┌────────

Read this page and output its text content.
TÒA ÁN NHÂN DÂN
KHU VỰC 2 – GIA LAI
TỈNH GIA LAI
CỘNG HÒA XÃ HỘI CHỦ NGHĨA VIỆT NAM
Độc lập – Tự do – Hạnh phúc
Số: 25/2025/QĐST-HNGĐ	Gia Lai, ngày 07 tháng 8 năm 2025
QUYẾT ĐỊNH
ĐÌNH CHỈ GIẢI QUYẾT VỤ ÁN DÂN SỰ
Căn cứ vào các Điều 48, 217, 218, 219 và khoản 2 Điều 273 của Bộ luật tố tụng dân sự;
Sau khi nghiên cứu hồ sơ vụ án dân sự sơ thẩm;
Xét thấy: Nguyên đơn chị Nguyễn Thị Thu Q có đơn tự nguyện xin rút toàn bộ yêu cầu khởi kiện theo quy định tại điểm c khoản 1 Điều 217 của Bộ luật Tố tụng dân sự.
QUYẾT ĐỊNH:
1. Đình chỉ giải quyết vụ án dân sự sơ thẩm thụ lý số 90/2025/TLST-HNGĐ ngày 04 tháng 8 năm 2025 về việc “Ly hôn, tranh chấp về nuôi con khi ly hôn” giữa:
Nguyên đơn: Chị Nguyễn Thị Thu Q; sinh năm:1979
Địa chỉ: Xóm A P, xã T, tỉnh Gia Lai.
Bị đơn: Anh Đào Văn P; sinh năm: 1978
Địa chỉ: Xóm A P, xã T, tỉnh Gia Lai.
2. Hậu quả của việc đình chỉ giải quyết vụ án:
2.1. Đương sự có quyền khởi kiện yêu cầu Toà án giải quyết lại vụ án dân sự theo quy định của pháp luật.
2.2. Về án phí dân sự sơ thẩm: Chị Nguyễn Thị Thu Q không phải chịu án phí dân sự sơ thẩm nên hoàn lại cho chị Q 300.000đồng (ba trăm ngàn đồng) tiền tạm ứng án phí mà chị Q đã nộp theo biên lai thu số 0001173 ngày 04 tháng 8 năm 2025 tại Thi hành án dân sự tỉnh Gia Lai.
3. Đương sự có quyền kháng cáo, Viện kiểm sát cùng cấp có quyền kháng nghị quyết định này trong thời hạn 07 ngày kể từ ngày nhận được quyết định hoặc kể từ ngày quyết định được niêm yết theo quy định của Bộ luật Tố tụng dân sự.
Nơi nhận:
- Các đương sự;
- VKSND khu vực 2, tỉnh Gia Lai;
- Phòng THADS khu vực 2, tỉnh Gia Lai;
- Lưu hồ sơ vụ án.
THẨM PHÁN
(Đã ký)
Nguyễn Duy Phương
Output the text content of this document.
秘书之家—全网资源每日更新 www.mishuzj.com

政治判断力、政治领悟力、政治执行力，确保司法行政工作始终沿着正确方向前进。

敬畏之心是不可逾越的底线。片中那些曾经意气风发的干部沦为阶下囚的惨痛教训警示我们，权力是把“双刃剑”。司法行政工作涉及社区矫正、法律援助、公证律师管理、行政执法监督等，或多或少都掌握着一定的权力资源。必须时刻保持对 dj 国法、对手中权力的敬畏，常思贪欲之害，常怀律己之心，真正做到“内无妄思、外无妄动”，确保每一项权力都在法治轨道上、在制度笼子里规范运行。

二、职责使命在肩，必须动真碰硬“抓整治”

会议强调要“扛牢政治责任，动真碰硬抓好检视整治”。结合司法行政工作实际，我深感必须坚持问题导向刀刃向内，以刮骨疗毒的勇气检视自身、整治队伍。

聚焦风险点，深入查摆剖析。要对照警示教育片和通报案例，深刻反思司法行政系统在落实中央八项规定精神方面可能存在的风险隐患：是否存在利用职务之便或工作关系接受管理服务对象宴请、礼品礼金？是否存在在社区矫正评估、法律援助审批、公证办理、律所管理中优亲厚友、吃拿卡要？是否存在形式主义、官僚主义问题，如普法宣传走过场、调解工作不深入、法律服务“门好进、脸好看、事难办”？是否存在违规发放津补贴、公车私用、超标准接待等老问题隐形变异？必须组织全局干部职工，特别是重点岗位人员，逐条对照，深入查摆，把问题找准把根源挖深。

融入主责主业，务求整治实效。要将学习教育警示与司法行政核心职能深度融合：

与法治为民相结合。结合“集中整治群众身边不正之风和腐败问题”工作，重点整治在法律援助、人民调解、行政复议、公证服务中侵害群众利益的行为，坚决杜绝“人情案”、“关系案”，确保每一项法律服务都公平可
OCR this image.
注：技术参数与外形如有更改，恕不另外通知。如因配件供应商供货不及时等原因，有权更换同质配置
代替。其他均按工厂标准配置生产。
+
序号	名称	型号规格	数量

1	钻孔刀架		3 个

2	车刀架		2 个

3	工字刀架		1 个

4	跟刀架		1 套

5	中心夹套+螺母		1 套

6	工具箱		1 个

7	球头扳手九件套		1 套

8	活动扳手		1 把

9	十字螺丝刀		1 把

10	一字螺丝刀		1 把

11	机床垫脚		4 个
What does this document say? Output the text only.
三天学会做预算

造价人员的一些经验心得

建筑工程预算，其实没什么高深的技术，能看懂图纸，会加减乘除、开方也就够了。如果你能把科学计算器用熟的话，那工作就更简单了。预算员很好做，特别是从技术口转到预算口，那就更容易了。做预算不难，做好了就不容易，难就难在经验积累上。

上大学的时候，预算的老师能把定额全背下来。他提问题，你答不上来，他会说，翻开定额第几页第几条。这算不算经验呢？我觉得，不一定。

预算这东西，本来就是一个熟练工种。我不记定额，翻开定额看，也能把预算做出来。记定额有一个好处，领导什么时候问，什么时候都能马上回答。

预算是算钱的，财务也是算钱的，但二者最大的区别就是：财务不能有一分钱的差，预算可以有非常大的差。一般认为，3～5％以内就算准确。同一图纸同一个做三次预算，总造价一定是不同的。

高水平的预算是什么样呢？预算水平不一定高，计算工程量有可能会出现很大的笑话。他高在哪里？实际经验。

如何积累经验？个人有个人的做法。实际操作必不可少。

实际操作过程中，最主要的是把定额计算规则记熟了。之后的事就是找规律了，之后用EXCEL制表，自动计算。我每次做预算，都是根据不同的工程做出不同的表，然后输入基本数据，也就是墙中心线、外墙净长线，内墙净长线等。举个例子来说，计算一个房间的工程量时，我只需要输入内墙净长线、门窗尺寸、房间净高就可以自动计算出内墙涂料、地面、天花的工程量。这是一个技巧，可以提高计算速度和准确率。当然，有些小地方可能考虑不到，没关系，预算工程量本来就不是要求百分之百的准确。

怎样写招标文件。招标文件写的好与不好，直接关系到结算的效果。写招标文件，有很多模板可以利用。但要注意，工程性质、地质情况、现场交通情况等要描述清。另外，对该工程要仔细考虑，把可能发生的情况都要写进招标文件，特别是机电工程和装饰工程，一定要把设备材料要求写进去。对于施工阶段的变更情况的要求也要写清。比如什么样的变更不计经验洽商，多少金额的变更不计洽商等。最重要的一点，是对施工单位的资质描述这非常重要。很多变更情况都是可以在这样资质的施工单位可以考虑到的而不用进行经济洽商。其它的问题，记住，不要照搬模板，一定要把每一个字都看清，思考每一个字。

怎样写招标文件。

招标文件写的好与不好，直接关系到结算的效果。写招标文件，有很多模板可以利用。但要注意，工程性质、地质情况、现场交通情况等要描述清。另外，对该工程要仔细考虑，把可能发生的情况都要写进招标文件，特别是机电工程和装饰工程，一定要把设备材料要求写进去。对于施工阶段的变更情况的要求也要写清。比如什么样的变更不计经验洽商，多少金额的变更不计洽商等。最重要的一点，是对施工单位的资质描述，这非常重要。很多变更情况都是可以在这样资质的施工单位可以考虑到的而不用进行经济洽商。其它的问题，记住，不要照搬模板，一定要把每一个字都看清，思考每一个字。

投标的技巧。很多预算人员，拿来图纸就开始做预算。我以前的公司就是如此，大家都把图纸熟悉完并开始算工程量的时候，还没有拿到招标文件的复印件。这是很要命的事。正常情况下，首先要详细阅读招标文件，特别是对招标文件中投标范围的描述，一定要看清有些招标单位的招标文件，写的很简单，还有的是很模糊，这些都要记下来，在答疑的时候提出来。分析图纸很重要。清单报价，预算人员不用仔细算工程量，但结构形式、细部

└────────

- **THE REQUEST**:
Copy out each line in the listing that has the word "kiện".

- **OUTPUT**:
Xét thấy: Nguyên đơn chị Nguyễn Thị Thu Q có đơn tự nguyện xin rút toàn bộ yêu cầu khởi kiện theo quy định tại điểm c khoản 1 Điều 217 của Bộ luật Tố tụng dân sự.
2.1. Đương sự có quyền khởi kiện yêu cầu Toà án giải quyết lại vụ án dân sự theo quy định của pháp luật.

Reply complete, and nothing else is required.